• _WHAT IS REQUIRED_
Separate out the lines that hold "screenshot".
..............................
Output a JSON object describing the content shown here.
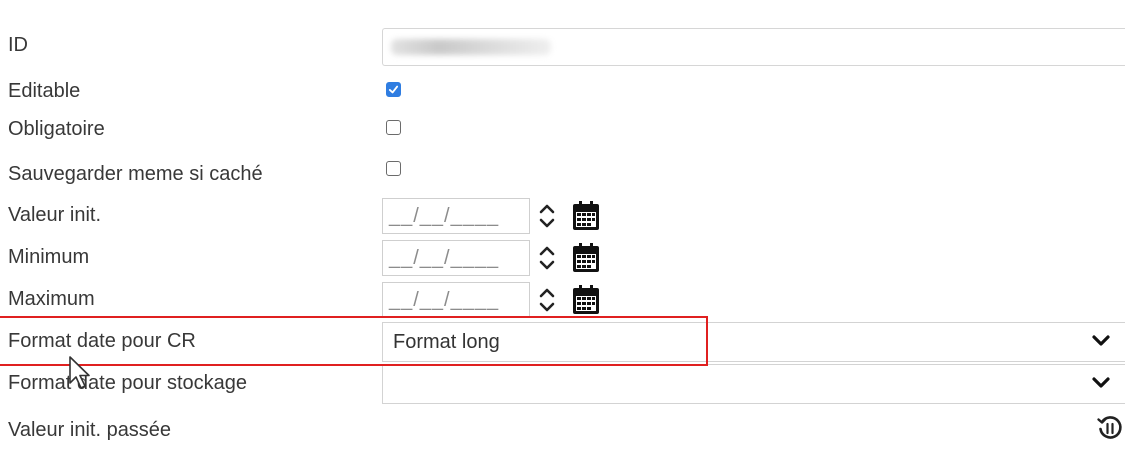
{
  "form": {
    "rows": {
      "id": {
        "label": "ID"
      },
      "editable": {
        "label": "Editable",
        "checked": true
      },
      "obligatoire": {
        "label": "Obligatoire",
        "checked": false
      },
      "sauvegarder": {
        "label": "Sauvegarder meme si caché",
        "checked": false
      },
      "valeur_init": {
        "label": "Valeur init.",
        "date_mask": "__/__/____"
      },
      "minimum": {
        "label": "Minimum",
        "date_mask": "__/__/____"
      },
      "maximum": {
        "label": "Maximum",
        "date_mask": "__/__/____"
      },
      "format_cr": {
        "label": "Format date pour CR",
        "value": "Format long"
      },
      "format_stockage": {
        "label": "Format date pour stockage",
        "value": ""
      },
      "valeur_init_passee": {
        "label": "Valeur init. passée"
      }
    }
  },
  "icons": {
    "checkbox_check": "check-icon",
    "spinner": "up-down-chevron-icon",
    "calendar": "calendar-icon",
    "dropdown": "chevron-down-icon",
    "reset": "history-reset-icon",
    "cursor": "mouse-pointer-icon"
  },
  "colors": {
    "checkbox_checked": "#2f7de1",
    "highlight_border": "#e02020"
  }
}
..............................
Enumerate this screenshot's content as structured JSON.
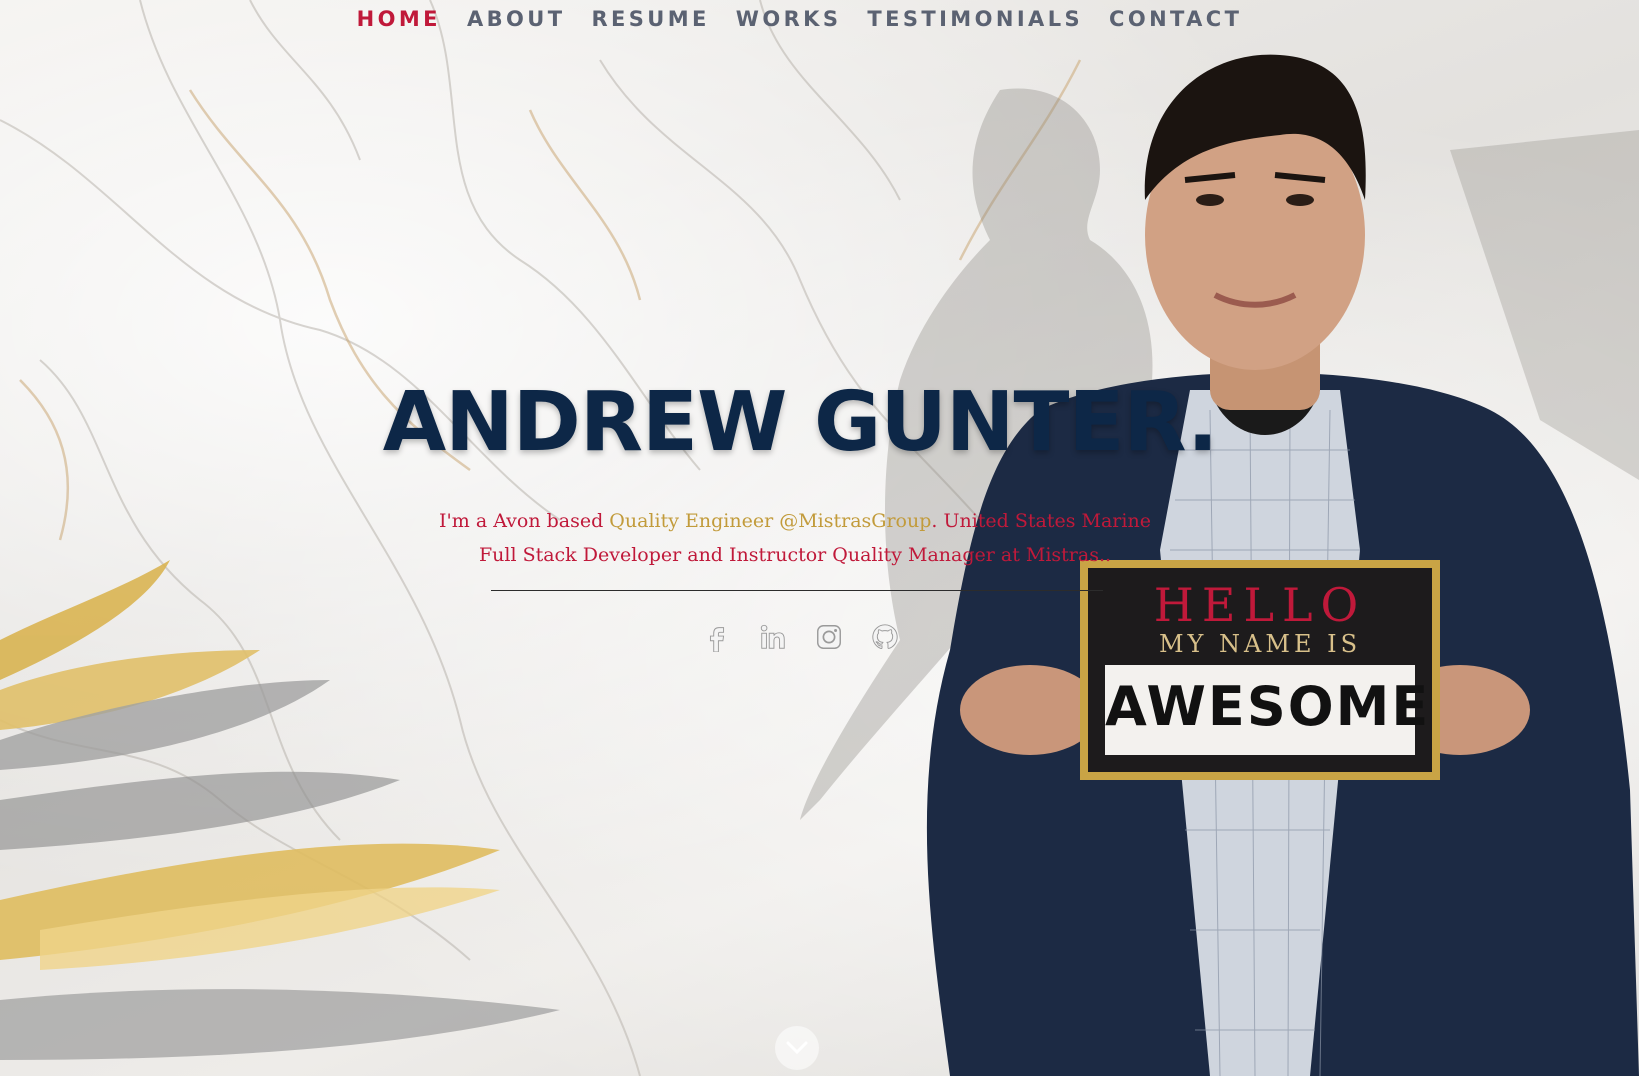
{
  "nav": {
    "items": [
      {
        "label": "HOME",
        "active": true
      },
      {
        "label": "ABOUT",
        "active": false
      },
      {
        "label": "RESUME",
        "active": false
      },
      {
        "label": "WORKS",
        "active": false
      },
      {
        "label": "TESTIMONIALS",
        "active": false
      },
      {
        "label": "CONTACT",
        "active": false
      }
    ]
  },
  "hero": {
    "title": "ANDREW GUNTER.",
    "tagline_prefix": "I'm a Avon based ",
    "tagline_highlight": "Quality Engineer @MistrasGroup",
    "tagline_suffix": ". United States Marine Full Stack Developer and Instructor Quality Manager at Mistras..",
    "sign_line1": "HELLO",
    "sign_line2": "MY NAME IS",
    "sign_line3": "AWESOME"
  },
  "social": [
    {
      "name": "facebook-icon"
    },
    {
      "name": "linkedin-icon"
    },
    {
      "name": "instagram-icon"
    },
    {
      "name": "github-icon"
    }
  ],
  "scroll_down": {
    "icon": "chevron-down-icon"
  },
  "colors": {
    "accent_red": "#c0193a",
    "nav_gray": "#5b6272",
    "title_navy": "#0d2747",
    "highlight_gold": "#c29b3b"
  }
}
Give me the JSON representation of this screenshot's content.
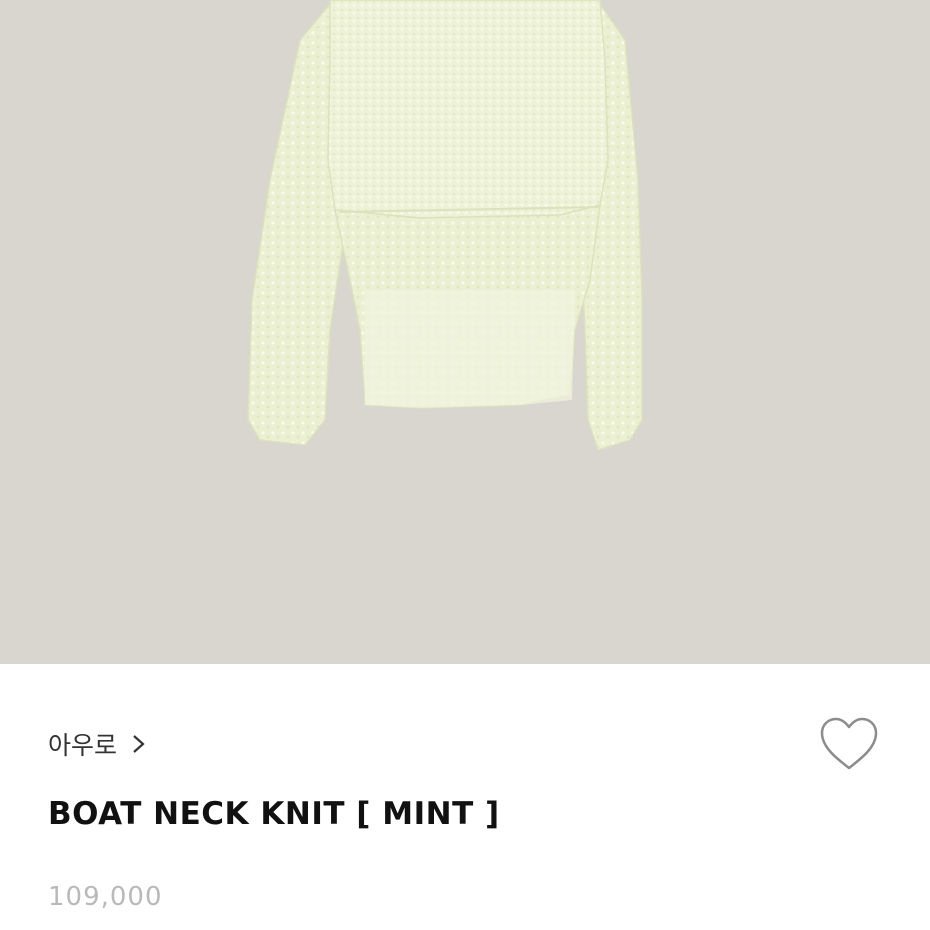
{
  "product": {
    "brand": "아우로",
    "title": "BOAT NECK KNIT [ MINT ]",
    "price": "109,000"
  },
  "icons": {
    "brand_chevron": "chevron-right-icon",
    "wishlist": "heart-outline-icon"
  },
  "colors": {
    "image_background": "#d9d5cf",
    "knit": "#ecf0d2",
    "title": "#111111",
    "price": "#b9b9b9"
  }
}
..............................
• _EXERCISE RESULT_
Enumerate this screenshot's content as structured JSON.
Give me the JSON representation of this screenshot's content.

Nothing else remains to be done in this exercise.